## Task instructions
Copy every record word for word.

## Dataset rows
———

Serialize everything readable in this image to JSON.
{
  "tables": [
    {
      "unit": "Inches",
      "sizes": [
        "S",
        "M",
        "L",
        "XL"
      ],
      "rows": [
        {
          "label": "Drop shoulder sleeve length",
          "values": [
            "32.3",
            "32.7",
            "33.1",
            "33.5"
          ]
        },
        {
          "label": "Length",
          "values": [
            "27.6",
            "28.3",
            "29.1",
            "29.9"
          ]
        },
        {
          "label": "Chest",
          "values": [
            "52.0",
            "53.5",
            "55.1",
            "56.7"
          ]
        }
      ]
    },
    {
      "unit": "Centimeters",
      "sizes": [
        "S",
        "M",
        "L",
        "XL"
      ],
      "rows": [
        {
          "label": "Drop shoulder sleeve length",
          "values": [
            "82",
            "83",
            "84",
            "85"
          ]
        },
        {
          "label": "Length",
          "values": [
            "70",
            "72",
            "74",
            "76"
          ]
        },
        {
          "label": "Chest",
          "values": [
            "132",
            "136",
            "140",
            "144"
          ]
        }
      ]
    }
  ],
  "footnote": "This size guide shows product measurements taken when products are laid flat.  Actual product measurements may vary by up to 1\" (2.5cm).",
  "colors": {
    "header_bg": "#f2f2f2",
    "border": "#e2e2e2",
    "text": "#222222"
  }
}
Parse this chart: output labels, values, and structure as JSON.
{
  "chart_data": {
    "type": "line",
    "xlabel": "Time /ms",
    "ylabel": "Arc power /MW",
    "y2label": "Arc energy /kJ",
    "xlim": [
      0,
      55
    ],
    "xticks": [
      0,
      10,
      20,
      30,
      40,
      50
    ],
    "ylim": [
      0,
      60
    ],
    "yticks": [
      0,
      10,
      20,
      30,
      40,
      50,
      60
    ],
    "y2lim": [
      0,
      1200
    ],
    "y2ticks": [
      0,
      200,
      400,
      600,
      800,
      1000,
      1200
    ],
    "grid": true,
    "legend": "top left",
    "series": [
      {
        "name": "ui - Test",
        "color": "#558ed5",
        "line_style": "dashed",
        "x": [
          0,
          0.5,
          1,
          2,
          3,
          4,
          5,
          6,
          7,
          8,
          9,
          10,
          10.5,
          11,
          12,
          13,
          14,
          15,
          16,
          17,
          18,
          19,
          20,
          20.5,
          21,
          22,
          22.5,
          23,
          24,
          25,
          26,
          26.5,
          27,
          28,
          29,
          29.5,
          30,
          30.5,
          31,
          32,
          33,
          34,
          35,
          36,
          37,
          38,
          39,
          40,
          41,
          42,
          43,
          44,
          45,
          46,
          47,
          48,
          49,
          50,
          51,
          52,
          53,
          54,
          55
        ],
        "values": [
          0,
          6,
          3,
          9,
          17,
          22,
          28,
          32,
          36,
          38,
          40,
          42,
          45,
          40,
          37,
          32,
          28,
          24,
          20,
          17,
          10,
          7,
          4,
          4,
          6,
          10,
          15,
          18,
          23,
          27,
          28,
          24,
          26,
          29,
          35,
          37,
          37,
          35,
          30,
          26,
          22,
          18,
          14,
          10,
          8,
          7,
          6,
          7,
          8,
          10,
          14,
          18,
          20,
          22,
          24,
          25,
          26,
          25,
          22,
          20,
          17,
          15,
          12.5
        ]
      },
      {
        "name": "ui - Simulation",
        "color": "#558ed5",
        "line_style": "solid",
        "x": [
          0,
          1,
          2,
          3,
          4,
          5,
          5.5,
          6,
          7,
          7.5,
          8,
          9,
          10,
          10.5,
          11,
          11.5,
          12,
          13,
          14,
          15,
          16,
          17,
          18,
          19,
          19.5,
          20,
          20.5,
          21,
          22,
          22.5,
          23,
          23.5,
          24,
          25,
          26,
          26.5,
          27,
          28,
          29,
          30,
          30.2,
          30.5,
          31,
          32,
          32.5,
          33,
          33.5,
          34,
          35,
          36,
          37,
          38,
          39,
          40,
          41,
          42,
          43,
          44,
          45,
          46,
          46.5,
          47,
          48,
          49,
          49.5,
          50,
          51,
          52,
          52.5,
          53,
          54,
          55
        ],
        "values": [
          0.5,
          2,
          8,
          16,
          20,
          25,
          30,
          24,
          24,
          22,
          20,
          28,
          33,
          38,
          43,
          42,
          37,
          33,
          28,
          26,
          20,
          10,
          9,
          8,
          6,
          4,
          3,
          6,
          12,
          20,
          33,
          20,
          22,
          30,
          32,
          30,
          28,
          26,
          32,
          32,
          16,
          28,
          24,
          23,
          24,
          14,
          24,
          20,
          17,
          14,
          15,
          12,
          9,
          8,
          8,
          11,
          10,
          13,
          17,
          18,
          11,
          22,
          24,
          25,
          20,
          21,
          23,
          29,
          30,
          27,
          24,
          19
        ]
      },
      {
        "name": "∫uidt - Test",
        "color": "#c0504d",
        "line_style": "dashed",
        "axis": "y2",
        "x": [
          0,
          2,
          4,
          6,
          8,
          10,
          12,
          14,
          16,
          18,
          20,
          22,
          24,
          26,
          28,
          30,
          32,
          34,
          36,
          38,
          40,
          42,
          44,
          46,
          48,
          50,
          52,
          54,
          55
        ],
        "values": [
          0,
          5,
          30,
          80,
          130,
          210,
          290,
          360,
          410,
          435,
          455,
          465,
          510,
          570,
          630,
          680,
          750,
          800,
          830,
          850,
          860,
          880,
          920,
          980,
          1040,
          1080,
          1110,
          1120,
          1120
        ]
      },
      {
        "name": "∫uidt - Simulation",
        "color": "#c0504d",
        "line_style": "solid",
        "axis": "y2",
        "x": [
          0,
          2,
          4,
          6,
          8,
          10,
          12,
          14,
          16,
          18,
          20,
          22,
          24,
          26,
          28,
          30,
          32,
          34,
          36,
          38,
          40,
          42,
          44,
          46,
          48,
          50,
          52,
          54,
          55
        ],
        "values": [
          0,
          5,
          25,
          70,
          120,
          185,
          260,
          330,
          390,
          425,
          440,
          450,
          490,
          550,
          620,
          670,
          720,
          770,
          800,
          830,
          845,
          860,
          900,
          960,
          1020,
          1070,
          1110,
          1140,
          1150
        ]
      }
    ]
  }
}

———

## Task solution
Serialize everything readable in this image to JSON.
{
  "tables": [
    {
      "unit": "Inches",
      "sizes": [
        "S",
        "M",
        "L",
        "XL"
      ],
      "rows": [
        {
          "label": "Drop shoulder sleeve length",
          "values": [
            "32.3",
            "32.7",
            "33.1",
            "33.5"
          ]
        },
        {
          "label": "Length",
          "values": [
            "27.6",
            "28.3",
            "29.1",
            "29.9"
          ]
        },
        {
          "label": "Chest",
          "values": [
            "52.0",
            "53.5",
            "55.1",
            "56.7"
          ]
        }
      ]
    },
    {
      "unit": "Centimeters",
      "sizes": [
        "S",
        "M",
        "L",
        "XL"
      ],
      "rows": [
        {
          "label": "Drop shoulder sleeve length",
          "values": [
            "82",
            "83",
            "84",
            "85"
          ]
        },
        {
          "label": "Length",
          "values": [
            "70",
            "72",
            "74",
            "76"
          ]
        },
        {
          "label": "Chest",
          "values": [
            "132",
            "136",
            "140",
            "144"
          ]
        }
      ]
    }
  ],
  "footnote": "This size guide shows product measurements taken when products are laid flat.  Actual product measurements may vary by up to 1\" (2.5cm).",
  "colors": {
    "header_bg": "#f2f2f2",
    "border": "#e2e2e2",
    "text": "#222222"
  }
}
Parse this chart: output labels, values, and structure as JSON.
{
  "chart_data": {
    "type": "line",
    "xlabel": "Time /ms",
    "ylabel": "Arc power /MW",
    "y2label": "Arc energy /kJ",
    "xlim": [
      0,
      55
    ],
    "xticks": [
      0,
      10,
      20,
      30,
      40,
      50
    ],
    "ylim": [
      0,
      60
    ],
    "yticks": [
      0,
      10,
      20,
      30,
      40,
      50,
      60
    ],
    "y2lim": [
      0,
      1200
    ],
    "y2ticks": [
      0,
      200,
      400,
      600,
      800,
      1000,
      1200
    ],
    "grid": true,
    "legend": "top left",
    "series": [
      {
        "name": "ui - Test",
        "color": "#558ed5",
        "line_style": "dashed",
        "x": [
          0,
          0.5,
          1,
          2,
          3,
          4,
          5,
          6,
          7,
          8,
          9,
          10,
          10.5,
          11,
          12,
          13,
          14,
          15,
          16,
          17,
          18,
          19,
          20,
          20.5,
          21,
          22,
          22.5,
          23,
          24,
          25,
          26,
          26.5,
          27,
          28,
          29,
          29.5,
          30,
          30.5,
          31,
          32,
          33,
          34,
          35,
          36,
          37,
          38,
          39,
          40,
          41,
          42,
          43,
          44,
          45,
          46,
          47,
          48,
          49,
          50,
          51,
          52,
          53,
          54,
          55
        ],
        "values": [
          0,
          6,
          3,
          9,
          17,
          22,
          28,
          32,
          36,
          38,
          40,
          42,
          45,
          40,
          37,
          32,
          28,
          24,
          20,
          17,
          10,
          7,
          4,
          4,
          6,
          10,
          15,
          18,
          23,
          27,
          28,
          24,
          26,
          29,
          35,
          37,
          37,
          35,
          30,
          26,
          22,
          18,
          14,
          10,
          8,
          7,
          6,
          7,
          8,
          10,
          14,
          18,
          20,
          22,
          24,
          25,
          26,
          25,
          22,
          20,
          17,
          15,
          12.5
        ]
      },
      {
        "name": "ui - Simulation",
        "color": "#558ed5",
        "line_style": "solid",
        "x": [
          0,
          1,
          2,
          3,
          4,
          5,
          5.5,
          6,
          7,
          7.5,
          8,
          9,
          10,
          10.5,
          11,
          11.5,
          12,
          13,
          14,
          15,
          16,
          17,
          18,
          19,
          19.5,
          20,
          20.5,
          21,
          22,
          22.5,
          23,
          23.5,
          24,
          25,
          26,
          26.5,
          27,
          28,
          29,
          30,
          30.2,
          30.5,
          31,
          32,
          32.5,
          33,
          33.5,
          34,
          35,
          36,
          37,
          38,
          39,
          40,
          41,
          42,
          43,
          44,
          45,
          46,
          46.5,
          47,
          48,
          49,
          49.5,
          50,
          51,
          52,
          52.5,
          53,
          54,
          55
        ],
        "values": [
          0.5,
          2,
          8,
          16,
          20,
          25,
          30,
          24,
          24,
          22,
          20,
          28,
          33,
          38,
          43,
          42,
          37,
          33,
          28,
          26,
          20,
          10,
          9,
          8,
          6,
          4,
          3,
          6,
          12,
          20,
          33,
          20,
          22,
          30,
          32,
          30,
          28,
          26,
          32,
          32,
          16,
          28,
          24,
          23,
          24,
          14,
          24,
          20,
          17,
          14,
          15,
          12,
          9,
          8,
          8,
          11,
          10,
          13,
          17,
          18,
          11,
          22,
          24,
          25,
          20,
          21,
          23,
          29,
          30,
          27,
          24,
          19
        ]
      },
      {
        "name": "∫uidt - Test",
        "color": "#c0504d",
        "line_style": "dashed",
        "axis": "y2",
        "x": [
          0,
          2,
          4,
          6,
          8,
          10,
          12,
          14,
          16,
          18,
          20,
          22,
          24,
          26,
          28,
          30,
          32,
          34,
          36,
          38,
          40,
          42,
          44,
          46,
          48,
          50,
          52,
          54,
          55
        ],
        "values": [
          0,
          5,
          30,
          80,
          130,
          210,
          290,
          360,
          410,
          435,
          455,
          465,
          510,
          570,
          630,
          680,
          750,
          800,
          830,
          850,
          860,
          880,
          920,
          980,
          1040,
          1080,
          1110,
          1120,
          1120
        ]
      },
      {
        "name": "∫uidt - Simulation",
        "color": "#c0504d",
        "line_style": "solid",
        "axis": "y2",
        "x": [
          0,
          2,
          4,
          6,
          8,
          10,
          12,
          14,
          16,
          18,
          20,
          22,
          24,
          26,
          28,
          30,
          32,
          34,
          36,
          38,
          40,
          42,
          44,
          46,
          48,
          50,
          52,
          54,
          55
        ],
        "values": [
          0,
          5,
          25,
          70,
          120,
          185,
          260,
          330,
          390,
          425,
          440,
          450,
          490,
          550,
          620,
          670,
          720,
          770,
          800,
          830,
          845,
          860,
          900,
          960,
          1020,
          1070,
          1110,
          1140,
          1150
        ]
      }
    ]
  }
}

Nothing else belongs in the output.